**Material provided**
───

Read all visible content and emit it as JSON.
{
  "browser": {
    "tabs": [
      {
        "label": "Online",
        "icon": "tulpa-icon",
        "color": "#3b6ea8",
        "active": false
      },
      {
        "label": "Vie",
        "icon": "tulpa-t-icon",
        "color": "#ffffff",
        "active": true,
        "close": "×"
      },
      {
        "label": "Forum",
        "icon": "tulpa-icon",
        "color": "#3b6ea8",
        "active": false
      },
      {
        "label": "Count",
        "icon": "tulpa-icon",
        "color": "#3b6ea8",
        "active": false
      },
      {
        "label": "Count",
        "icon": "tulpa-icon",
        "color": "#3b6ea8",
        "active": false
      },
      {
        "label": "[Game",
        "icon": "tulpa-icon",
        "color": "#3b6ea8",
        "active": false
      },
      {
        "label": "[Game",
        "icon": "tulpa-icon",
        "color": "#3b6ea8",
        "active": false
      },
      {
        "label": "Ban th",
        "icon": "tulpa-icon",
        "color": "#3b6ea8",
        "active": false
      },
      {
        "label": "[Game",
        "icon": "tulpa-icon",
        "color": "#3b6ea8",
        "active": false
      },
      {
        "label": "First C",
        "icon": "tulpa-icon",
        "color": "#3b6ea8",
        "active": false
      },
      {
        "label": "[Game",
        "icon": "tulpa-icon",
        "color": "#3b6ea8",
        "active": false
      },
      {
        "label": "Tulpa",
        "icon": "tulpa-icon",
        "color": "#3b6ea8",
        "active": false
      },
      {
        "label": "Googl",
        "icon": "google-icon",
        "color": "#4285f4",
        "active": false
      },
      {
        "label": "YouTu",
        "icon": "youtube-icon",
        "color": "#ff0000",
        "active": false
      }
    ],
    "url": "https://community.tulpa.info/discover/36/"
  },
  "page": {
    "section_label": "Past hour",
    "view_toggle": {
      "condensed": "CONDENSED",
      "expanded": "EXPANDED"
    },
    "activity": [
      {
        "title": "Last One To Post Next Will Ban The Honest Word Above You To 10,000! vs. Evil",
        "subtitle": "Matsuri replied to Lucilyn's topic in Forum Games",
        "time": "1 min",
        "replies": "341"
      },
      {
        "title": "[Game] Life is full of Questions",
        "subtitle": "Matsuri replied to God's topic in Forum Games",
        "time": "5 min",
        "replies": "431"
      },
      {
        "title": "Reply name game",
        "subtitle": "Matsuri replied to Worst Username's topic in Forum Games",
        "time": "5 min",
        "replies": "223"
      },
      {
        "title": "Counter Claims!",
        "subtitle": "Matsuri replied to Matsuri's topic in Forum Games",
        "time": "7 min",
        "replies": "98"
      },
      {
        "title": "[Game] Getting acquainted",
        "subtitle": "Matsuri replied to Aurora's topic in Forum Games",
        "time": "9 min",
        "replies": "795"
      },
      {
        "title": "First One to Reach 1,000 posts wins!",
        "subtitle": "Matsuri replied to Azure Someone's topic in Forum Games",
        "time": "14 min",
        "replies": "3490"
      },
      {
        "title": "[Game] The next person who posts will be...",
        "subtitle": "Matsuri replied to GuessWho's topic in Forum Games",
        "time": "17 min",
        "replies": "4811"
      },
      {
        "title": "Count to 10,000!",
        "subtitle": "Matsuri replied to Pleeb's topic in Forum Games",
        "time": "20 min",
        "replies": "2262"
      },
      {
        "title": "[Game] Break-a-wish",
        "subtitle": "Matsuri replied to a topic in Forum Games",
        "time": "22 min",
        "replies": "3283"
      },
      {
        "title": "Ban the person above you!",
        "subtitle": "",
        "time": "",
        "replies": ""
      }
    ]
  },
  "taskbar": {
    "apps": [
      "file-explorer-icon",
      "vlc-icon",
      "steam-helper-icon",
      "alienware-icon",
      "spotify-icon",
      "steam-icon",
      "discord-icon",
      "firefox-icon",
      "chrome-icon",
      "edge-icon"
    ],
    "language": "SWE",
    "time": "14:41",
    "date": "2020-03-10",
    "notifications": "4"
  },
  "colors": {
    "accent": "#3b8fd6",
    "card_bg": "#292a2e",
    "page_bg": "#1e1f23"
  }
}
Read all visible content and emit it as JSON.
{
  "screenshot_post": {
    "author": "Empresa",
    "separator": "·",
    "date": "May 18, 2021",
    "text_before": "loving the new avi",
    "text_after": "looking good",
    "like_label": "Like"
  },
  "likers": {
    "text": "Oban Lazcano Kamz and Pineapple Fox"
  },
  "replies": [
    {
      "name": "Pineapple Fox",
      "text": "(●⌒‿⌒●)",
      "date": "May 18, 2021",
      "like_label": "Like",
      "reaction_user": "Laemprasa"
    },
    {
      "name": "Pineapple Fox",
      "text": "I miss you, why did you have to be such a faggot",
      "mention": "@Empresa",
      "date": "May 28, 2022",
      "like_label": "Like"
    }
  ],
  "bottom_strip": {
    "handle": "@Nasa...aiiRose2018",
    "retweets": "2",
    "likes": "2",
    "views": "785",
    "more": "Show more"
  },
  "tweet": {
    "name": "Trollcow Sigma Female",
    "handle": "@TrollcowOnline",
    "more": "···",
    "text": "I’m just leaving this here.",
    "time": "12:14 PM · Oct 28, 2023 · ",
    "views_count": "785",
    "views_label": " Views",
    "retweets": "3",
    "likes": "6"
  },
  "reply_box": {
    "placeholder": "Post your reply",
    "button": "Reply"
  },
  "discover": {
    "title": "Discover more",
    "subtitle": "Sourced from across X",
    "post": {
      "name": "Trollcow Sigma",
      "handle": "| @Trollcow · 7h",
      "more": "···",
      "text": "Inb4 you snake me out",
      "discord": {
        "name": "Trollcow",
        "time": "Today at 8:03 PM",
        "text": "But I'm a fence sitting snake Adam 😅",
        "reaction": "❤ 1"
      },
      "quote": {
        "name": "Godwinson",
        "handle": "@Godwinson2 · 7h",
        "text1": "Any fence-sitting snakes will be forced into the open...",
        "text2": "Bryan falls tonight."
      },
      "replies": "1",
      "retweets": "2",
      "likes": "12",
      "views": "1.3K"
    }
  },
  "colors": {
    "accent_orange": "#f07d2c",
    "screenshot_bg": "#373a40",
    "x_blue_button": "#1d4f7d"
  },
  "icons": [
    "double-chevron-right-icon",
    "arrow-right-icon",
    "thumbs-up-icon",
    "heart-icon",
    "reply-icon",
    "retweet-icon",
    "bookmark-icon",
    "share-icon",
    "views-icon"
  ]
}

───

**Aim of the task**
Determine the number of lines containing "posts". Write only that number.

**The response**
2